* Set task:
Exactly reproduce each line of the listing that follows.

* start Data supplied *

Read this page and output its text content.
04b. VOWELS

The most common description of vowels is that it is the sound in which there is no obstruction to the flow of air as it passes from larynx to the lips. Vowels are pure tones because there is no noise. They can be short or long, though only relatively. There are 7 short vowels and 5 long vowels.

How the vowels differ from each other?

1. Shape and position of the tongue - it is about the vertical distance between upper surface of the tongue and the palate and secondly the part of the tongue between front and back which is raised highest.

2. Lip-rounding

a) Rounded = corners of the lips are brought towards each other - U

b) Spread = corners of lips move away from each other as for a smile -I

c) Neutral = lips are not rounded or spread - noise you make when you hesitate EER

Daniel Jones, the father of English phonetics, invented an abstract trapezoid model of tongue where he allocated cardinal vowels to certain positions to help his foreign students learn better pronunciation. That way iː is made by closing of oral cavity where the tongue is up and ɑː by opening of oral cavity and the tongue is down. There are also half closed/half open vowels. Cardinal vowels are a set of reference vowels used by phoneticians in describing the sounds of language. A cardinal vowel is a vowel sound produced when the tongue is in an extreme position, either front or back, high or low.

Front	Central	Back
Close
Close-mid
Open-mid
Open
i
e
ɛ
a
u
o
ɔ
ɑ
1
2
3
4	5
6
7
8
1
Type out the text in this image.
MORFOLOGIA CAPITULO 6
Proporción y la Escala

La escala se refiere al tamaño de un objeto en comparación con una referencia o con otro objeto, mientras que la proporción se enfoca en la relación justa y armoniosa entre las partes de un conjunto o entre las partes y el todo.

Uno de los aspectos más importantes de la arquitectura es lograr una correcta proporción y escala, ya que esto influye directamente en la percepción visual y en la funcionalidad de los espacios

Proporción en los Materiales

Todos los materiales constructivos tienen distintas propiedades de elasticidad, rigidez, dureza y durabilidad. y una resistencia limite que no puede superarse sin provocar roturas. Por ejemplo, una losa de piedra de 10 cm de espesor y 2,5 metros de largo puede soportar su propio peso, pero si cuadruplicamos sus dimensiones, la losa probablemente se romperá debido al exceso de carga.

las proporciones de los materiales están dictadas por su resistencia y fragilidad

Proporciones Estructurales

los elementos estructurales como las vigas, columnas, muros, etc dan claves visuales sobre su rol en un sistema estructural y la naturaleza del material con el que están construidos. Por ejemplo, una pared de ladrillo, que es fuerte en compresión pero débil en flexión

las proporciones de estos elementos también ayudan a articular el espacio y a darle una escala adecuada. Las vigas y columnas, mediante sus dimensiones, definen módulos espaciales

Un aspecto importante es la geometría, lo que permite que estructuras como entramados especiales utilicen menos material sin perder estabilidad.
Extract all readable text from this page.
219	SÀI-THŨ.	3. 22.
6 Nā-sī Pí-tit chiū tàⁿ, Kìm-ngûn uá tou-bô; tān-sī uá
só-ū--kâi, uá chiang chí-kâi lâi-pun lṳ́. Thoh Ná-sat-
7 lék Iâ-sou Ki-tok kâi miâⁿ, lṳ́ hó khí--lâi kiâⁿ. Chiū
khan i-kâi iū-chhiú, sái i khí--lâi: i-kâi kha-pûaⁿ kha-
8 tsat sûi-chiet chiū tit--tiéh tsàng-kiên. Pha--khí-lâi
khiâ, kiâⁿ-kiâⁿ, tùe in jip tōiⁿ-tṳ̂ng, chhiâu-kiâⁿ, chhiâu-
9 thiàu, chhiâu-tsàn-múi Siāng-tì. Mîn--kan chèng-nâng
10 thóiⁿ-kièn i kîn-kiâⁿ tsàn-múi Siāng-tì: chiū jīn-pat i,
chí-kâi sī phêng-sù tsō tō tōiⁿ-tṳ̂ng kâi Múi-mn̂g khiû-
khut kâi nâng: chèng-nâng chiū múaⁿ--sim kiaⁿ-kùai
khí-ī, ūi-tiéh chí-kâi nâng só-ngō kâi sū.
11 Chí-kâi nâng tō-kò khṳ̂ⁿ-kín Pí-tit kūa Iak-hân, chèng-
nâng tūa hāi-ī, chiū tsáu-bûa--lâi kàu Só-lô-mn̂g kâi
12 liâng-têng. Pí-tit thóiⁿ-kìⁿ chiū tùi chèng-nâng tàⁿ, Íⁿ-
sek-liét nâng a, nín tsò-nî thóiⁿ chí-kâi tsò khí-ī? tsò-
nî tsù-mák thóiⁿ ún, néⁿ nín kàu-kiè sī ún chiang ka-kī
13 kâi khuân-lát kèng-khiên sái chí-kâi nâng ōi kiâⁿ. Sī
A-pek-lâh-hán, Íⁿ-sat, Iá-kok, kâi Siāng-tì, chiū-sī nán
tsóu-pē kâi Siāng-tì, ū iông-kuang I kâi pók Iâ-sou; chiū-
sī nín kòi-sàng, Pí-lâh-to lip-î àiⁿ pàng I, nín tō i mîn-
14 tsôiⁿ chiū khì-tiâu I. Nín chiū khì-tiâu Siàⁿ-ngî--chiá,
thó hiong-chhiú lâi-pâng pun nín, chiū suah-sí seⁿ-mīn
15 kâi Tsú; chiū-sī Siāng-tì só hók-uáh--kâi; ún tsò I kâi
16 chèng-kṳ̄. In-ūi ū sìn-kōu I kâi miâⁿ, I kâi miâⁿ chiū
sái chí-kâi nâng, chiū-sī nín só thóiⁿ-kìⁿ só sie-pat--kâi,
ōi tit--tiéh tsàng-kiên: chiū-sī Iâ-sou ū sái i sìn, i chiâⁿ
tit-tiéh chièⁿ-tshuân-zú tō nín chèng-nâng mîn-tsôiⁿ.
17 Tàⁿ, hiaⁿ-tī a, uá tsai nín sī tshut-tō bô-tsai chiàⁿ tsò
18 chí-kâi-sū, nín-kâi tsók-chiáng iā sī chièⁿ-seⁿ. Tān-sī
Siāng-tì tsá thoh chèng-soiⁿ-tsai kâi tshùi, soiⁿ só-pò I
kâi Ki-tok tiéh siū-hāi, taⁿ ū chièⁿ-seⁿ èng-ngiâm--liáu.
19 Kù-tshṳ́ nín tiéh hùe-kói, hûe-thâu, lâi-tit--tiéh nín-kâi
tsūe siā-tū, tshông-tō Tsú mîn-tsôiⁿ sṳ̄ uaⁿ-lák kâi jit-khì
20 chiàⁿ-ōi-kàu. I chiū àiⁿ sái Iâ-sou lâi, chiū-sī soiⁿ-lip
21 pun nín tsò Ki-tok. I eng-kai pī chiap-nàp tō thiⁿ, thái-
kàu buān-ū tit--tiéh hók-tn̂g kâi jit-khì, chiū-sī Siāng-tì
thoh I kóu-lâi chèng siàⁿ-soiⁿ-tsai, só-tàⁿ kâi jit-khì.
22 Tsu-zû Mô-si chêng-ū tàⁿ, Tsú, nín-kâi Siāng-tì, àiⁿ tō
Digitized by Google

* end Data supplied *

* Written answer:
Read this page and output its text content.
04b. VOWELS

The most common description of vowels is that it is the sound in which there is no obstruction to the flow of air as it passes from larynx to the lips. Vowels are pure tones because there is no noise. They can be short or long, though only relatively. There are 7 short vowels and 5 long vowels.

How the vowels differ from each other?

1. Shape and position of the tongue - it is about the vertical distance between upper surface of the tongue and the palate and secondly the part of the tongue between front and back which is raised highest.

2. Lip-rounding

a) Rounded = corners of the lips are brought towards each other - U

b) Spread = corners of lips move away from each other as for a smile -I

c) Neutral = lips are not rounded or spread - noise you make when you hesitate EER

Daniel Jones, the father of English phonetics, invented an abstract trapezoid model of tongue where he allocated cardinal vowels to certain positions to help his foreign students learn better pronunciation. That way iː is made by closing of oral cavity where the tongue is up and ɑː by opening of oral cavity and the tongue is down. There are also half closed/half open vowels. Cardinal vowels are a set of reference vowels used by phoneticians in describing the sounds of language. A cardinal vowel is a vowel sound produced when the tongue is in an extreme position, either front or back, high or low.

Front	Central	Back
Close
Close-mid
Open-mid
Open
i
e
ɛ
a
u
o
ɔ
ɑ
1
2
3
4	5
6
7
8
1
Type out the text in this image.
MORFOLOGIA CAPITULO 6
Proporción y la Escala

La escala se refiere al tamaño de un objeto en comparación con una referencia o con otro objeto, mientras que la proporción se enfoca en la relación justa y armoniosa entre las partes de un conjunto o entre las partes y el todo.

Uno de los aspectos más importantes de la arquitectura es lograr una correcta proporción y escala, ya que esto influye directamente en la percepción visual y en la funcionalidad de los espacios

Proporción en los Materiales

Todos los materiales constructivos tienen distintas propiedades de elasticidad, rigidez, dureza y durabilidad. y una resistencia limite que no puede superarse sin provocar roturas. Por ejemplo, una losa de piedra de 10 cm de espesor y 2,5 metros de largo puede soportar su propio peso, pero si cuadruplicamos sus dimensiones, la losa probablemente se romperá debido al exceso de carga.

las proporciones de los materiales están dictadas por su resistencia y fragilidad

Proporciones Estructurales

los elementos estructurales como las vigas, columnas, muros, etc dan claves visuales sobre su rol en un sistema estructural y la naturaleza del material con el que están construidos. Por ejemplo, una pared de ladrillo, que es fuerte en compresión pero débil en flexión

las proporciones de estos elementos también ayudan a articular el espacio y a darle una escala adecuada. Las vigas y columnas, mediante sus dimensiones, definen módulos espaciales

Un aspecto importante es la geometría, lo que permite que estructuras como entramados especiales utilicen menos material sin perder estabilidad.
Extract all readable text from this page.
219	SÀI-THŨ.	3. 22.
6 Nā-sī Pí-tit chiū tàⁿ, Kìm-ngûn uá tou-bô; tān-sī uá
só-ū--kâi, uá chiang chí-kâi lâi-pun lṳ́. Thoh Ná-sat-
7 lék Iâ-sou Ki-tok kâi miâⁿ, lṳ́ hó khí--lâi kiâⁿ. Chiū
khan i-kâi iū-chhiú, sái i khí--lâi: i-kâi kha-pûaⁿ kha-
8 tsat sûi-chiet chiū tit--tiéh tsàng-kiên. Pha--khí-lâi
khiâ, kiâⁿ-kiâⁿ, tùe in jip tōiⁿ-tṳ̂ng, chhiâu-kiâⁿ, chhiâu-
9 thiàu, chhiâu-tsàn-múi Siāng-tì. Mîn--kan chèng-nâng
10 thóiⁿ-kièn i kîn-kiâⁿ tsàn-múi Siāng-tì: chiū jīn-pat i,
chí-kâi sī phêng-sù tsō tō tōiⁿ-tṳ̂ng kâi Múi-mn̂g khiû-
khut kâi nâng: chèng-nâng chiū múaⁿ--sim kiaⁿ-kùai
khí-ī, ūi-tiéh chí-kâi nâng só-ngō kâi sū.
11 Chí-kâi nâng tō-kò khṳ̂ⁿ-kín Pí-tit kūa Iak-hân, chèng-
nâng tūa hāi-ī, chiū tsáu-bûa--lâi kàu Só-lô-mn̂g kâi
12 liâng-têng. Pí-tit thóiⁿ-kìⁿ chiū tùi chèng-nâng tàⁿ, Íⁿ-
sek-liét nâng a, nín tsò-nî thóiⁿ chí-kâi tsò khí-ī? tsò-
nî tsù-mák thóiⁿ ún, néⁿ nín kàu-kiè sī ún chiang ka-kī
13 kâi khuân-lát kèng-khiên sái chí-kâi nâng ōi kiâⁿ. Sī
A-pek-lâh-hán, Íⁿ-sat, Iá-kok, kâi Siāng-tì, chiū-sī nán
tsóu-pē kâi Siāng-tì, ū iông-kuang I kâi pók Iâ-sou; chiū-
sī nín kòi-sàng, Pí-lâh-to lip-î àiⁿ pàng I, nín tō i mîn-
14 tsôiⁿ chiū khì-tiâu I. Nín chiū khì-tiâu Siàⁿ-ngî--chiá,
thó hiong-chhiú lâi-pâng pun nín, chiū suah-sí seⁿ-mīn
15 kâi Tsú; chiū-sī Siāng-tì só hók-uáh--kâi; ún tsò I kâi
16 chèng-kṳ̄. In-ūi ū sìn-kōu I kâi miâⁿ, I kâi miâⁿ chiū
sái chí-kâi nâng, chiū-sī nín só thóiⁿ-kìⁿ só sie-pat--kâi,
ōi tit--tiéh tsàng-kiên: chiū-sī Iâ-sou ū sái i sìn, i chiâⁿ
tit-tiéh chièⁿ-tshuân-zú tō nín chèng-nâng mîn-tsôiⁿ.
17 Tàⁿ, hiaⁿ-tī a, uá tsai nín sī tshut-tō bô-tsai chiàⁿ tsò
18 chí-kâi-sū, nín-kâi tsók-chiáng iā sī chièⁿ-seⁿ. Tān-sī
Siāng-tì tsá thoh chèng-soiⁿ-tsai kâi tshùi, soiⁿ só-pò I
kâi Ki-tok tiéh siū-hāi, taⁿ ū chièⁿ-seⁿ èng-ngiâm--liáu.
19 Kù-tshṳ́ nín tiéh hùe-kói, hûe-thâu, lâi-tit--tiéh nín-kâi
tsūe siā-tū, tshông-tō Tsú mîn-tsôiⁿ sṳ̄ uaⁿ-lák kâi jit-khì
20 chiàⁿ-ōi-kàu. I chiū àiⁿ sái Iâ-sou lâi, chiū-sī soiⁿ-lip
21 pun nín tsò Ki-tok. I eng-kai pī chiap-nàp tō thiⁿ, thái-
kàu buān-ū tit--tiéh hók-tn̂g kâi jit-khì, chiū-sī Siāng-tì
thoh I kóu-lâi chèng siàⁿ-soiⁿ-tsai, só-tàⁿ kâi jit-khì.
22 Tsu-zû Mô-si chêng-ū tàⁿ, Tsú, nín-kâi Siāng-tì, àiⁿ tō
Digitized by Google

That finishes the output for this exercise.